**Source records**:
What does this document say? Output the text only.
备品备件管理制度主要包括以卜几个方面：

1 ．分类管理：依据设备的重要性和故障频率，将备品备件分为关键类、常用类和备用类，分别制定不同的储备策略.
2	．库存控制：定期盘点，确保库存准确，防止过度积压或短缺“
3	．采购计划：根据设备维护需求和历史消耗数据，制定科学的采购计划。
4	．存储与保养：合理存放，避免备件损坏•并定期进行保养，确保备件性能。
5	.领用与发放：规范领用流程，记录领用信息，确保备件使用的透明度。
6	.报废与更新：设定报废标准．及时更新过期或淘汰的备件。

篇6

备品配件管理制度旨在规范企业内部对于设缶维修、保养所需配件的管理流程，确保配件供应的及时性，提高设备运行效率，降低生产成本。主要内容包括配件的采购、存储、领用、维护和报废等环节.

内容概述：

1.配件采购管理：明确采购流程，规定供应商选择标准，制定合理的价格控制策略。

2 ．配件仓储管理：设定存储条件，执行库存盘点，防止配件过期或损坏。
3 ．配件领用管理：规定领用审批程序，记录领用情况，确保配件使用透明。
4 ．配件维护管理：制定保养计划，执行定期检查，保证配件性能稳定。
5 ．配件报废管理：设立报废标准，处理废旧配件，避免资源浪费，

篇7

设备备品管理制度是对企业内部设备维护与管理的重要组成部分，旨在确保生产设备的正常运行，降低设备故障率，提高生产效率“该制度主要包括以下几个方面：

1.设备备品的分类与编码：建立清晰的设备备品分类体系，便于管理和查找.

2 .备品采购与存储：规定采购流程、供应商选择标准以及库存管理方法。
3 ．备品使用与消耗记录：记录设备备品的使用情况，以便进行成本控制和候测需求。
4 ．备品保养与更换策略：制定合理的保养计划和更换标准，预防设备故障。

**What to work on**: Print the complete listing again, exactly as it stands.

**Written response**:
What does this document say? Output the text only.
备品备件管理制度主要包括以卜几个方面：

1 ．分类管理：依据设备的重要性和故障频率，将备品备件分为关键类、常用类和备用类，分别制定不同的储备策略.
2	．库存控制：定期盘点，确保库存准确，防止过度积压或短缺“
3	．采购计划：根据设备维护需求和历史消耗数据，制定科学的采购计划。
4	．存储与保养：合理存放，避免备件损坏•并定期进行保养，确保备件性能。
5	.领用与发放：规范领用流程，记录领用信息，确保备件使用的透明度。
6	.报废与更新：设定报废标准．及时更新过期或淘汰的备件。

篇6

备品配件管理制度旨在规范企业内部对于设缶维修、保养所需配件的管理流程，确保配件供应的及时性，提高设备运行效率，降低生产成本。主要内容包括配件的采购、存储、领用、维护和报废等环节.

内容概述：

1.配件采购管理：明确采购流程，规定供应商选择标准，制定合理的价格控制策略。

2 ．配件仓储管理：设定存储条件，执行库存盘点，防止配件过期或损坏。
3 ．配件领用管理：规定领用审批程序，记录领用情况，确保配件使用透明。
4 ．配件维护管理：制定保养计划，执行定期检查，保证配件性能稳定。
5 ．配件报废管理：设立报废标准，处理废旧配件，避免资源浪费，

篇7

设备备品管理制度是对企业内部设备维护与管理的重要组成部分，旨在确保生产设备的正常运行，降低设备故障率，提高生产效率“该制度主要包括以下几个方面：

1.设备备品的分类与编码：建立清晰的设备备品分类体系，便于管理和查找.

2 .备品采购与存储：规定采购流程、供应商选择标准以及库存管理方法。
3 ．备品使用与消耗记录：记录设备备品的使用情况，以便进行成本控制和候测需求。
4 ．备品保养与更换策略：制定合理的保养计划和更换标准，预防设备故障。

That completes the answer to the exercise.